INPUT DATA ::
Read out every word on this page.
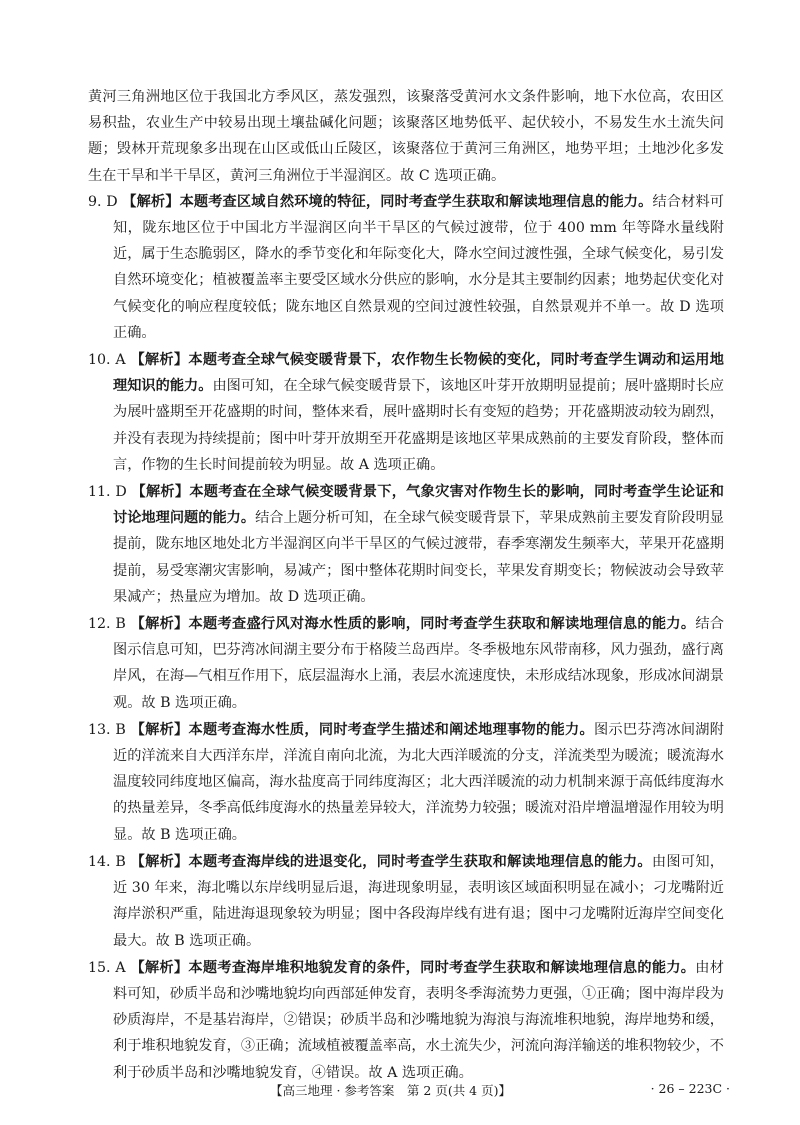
黄河三角洲地区位于我国北方季风区，蒸发强烈，该聚落受黄河水文条件影响，地下水位高，农田区易积盐，农业生产中较易出现土壤盐碱化问题；该聚落区地势低平、起伏较小，不易发生水土流失问题；毁林开荒现象多出现在山区或低山丘陵区，该聚落位于黄河三角洲区，地势平坦；土地沙化多发生在干旱和半干旱区，黄河三角洲位于半湿润区。故 C 选项正确。

9. D 【解析】本题考查区域自然环境的特征，同时考查学生获取和解读地理信息的能力。结合材料可知，陇东地区位于中国北方半湿润区向半干旱区的气候过渡带，位于 400 mm 年等降水量线附近，属于生态脆弱区，降水的季节变化和年际变化大，降水空间过渡性强，全球气候变化，易引发自然环境变化；植被覆盖率主要受区域水分供应的影响，水分是其主要制约因素；地势起伏变化对气候变化的响应程度较低；陇东地区自然景观的空间过渡性较强，自然景观并不单一。故 D 选项正确。

10. A 【解析】本题考查全球气候变暖背景下，农作物生长物候的变化，同时考查学生调动和运用地理知识的能力。由图可知，在全球气候变暖背景下，该地区叶芽开放期明显提前；展叶盛期时长应为展叶盛期至开花盛期的时间，整体来看，展叶盛期时长有变短的趋势；开花盛期波动较为剧烈，并没有表现为持续提前；图中叶芽开放期至开花盛期是该地区苹果成熟前的主要发育阶段，整体而言，作物的生长时间提前较为明显。故 A 选项正确。

11. D 【解析】本题考查在全球气候变暖背景下，气象灾害对作物生长的影响，同时考查学生论证和讨论地理问题的能力。结合上题分析可知，在全球气候变暖背景下，苹果成熟前主要发育阶段明显提前，陇东地区地处北方半湿润区向半干旱区的气候过渡带，春季寒潮发生频率大，苹果开花盛期提前，易受寒潮灾害影响，易减产；图中整体花期时间变长，苹果发育期变长；物候波动会导致苹果减产；热量应为增加。故 D 选项正确。

12. B 【解析】本题考查盛行风对海水性质的影响，同时考查学生获取和解读地理信息的能力。结合图示信息可知，巴芬湾冰间湖主要分布于格陵兰岛西岸。冬季极地东风带南移，风力强劲，盛行离岸风，在海—气相互作用下，底层温海水上涌，表层水流速度快，未形成结冰现象，形成冰间湖景观。故 B 选项正确。

13. B 【解析】本题考查海水性质，同时考查学生描述和阐述地理事物的能力。图示巴芬湾冰间湖附近的洋流来自大西洋东岸，洋流自南向北流，为北大西洋暖流的分支，洋流类型为暖流；暖流海水温度较同纬度地区偏高，海水盐度高于同纬度海区；北大西洋暖流的动力机制来源于高低纬度海水的热量差异，冬季高低纬度海水的热量差异较大，洋流势力较强；暖流对沿岸增温增湿作用较为明显。故 B 选项正确。

14. B 【解析】本题考查海岸线的进退变化，同时考查学生获取和解读地理信息的能力。由图可知，近 30 年来，海北嘴以东岸线明显后退，海进现象明显，表明该区域面积明显在减小；刁龙嘴附近海岸淤积严重，陆进海退现象较为明显；图中各段海岸线有进有退；图中刁龙嘴附近海岸空间变化最大。故 B 选项正确。

15. A 【解析】本题考查海岸堆积地貌发育的条件，同时考查学生获取和解读地理信息的能力。由材料可知，砂质半岛和沙嘴地貌均向西部延伸发育，表明冬季海流势力更强，①正确；图中海岸段为砂质海岸，不是基岩海岸，②错误；砂质半岛和沙嘴地貌为海浪与海流堆积地貌，海岸地势和缓，利于堆积地貌发育，③正确；流域植被覆盖率高，水土流失少，河流向海洋输送的堆积物较少，不利于砂质半岛和沙嘴地貌发育，④错误。故 A 选项正确。

【高三地理 · 参考答案　第 2 页(共 4 页)】	· 26 – 223C ·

EXERCISE REQUIREMENTS ::
Omit every picture, then reproduce the rest of the listing exactly.

SOLUTION TO THE EXERCISE ::
Read out every word on this page.
黄河三角洲地区位于我国北方季风区，蒸发强烈，该聚落受黄河水文条件影响，地下水位高，农田区易积盐，农业生产中较易出现土壤盐碱化问题；该聚落区地势低平、起伏较小，不易发生水土流失问题；毁林开荒现象多出现在山区或低山丘陵区，该聚落位于黄河三角洲区，地势平坦；土地沙化多发生在干旱和半干旱区，黄河三角洲位于半湿润区。故 C 选项正确。

9. D 【解析】本题考查区域自然环境的特征，同时考查学生获取和解读地理信息的能力。结合材料可知，陇东地区位于中国北方半湿润区向半干旱区的气候过渡带，位于 400 mm 年等降水量线附近，属于生态脆弱区，降水的季节变化和年际变化大，降水空间过渡性强，全球气候变化，易引发自然环境变化；植被覆盖率主要受区域水分供应的影响，水分是其主要制约因素；地势起伏变化对气候变化的响应程度较低；陇东地区自然景观的空间过渡性较强，自然景观并不单一。故 D 选项正确。

10. A 【解析】本题考查全球气候变暖背景下，农作物生长物候的变化，同时考查学生调动和运用地理知识的能力。由图可知，在全球气候变暖背景下，该地区叶芽开放期明显提前；展叶盛期时长应为展叶盛期至开花盛期的时间，整体来看，展叶盛期时长有变短的趋势；开花盛期波动较为剧烈，并没有表现为持续提前；图中叶芽开放期至开花盛期是该地区苹果成熟前的主要发育阶段，整体而言，作物的生长时间提前较为明显。故 A 选项正确。

11. D 【解析】本题考查在全球气候变暖背景下，气象灾害对作物生长的影响，同时考查学生论证和讨论地理问题的能力。结合上题分析可知，在全球气候变暖背景下，苹果成熟前主要发育阶段明显提前，陇东地区地处北方半湿润区向半干旱区的气候过渡带，春季寒潮发生频率大，苹果开花盛期提前，易受寒潮灾害影响，易减产；图中整体花期时间变长，苹果发育期变长；物候波动会导致苹果减产；热量应为增加。故 D 选项正确。

12. B 【解析】本题考查盛行风对海水性质的影响，同时考查学生获取和解读地理信息的能力。结合图示信息可知，巴芬湾冰间湖主要分布于格陵兰岛西岸。冬季极地东风带南移，风力强劲，盛行离岸风，在海—气相互作用下，底层温海水上涌，表层水流速度快，未形成结冰现象，形成冰间湖景观。故 B 选项正确。

13. B 【解析】本题考查海水性质，同时考查学生描述和阐述地理事物的能力。图示巴芬湾冰间湖附近的洋流来自大西洋东岸，洋流自南向北流，为北大西洋暖流的分支，洋流类型为暖流；暖流海水温度较同纬度地区偏高，海水盐度高于同纬度海区；北大西洋暖流的动力机制来源于高低纬度海水的热量差异，冬季高低纬度海水的热量差异较大，洋流势力较强；暖流对沿岸增温增湿作用较为明显。故 B 选项正确。

14. B 【解析】本题考查海岸线的进退变化，同时考查学生获取和解读地理信息的能力。由图可知，近 30 年来，海北嘴以东岸线明显后退，海进现象明显，表明该区域面积明显在减小；刁龙嘴附近海岸淤积严重，陆进海退现象较为明显；图中各段海岸线有进有退；图中刁龙嘴附近海岸空间变化最大。故 B 选项正确。

15. A 【解析】本题考查海岸堆积地貌发育的条件，同时考查学生获取和解读地理信息的能力。由材料可知，砂质半岛和沙嘴地貌均向西部延伸发育，表明冬季海流势力更强，①正确；图中海岸段为砂质海岸，不是基岩海岸，②错误；砂质半岛和沙嘴地貌为海浪与海流堆积地貌，海岸地势和缓，利于堆积地貌发育，③正确；流域植被覆盖率高，水土流失少，河流向海洋输送的堆积物较少，不利于砂质半岛和沙嘴地貌发育，④错误。故 A 选项正确。

【高三地理 · 参考答案　第 2 页(共 4 页)】	· 26 – 223C ·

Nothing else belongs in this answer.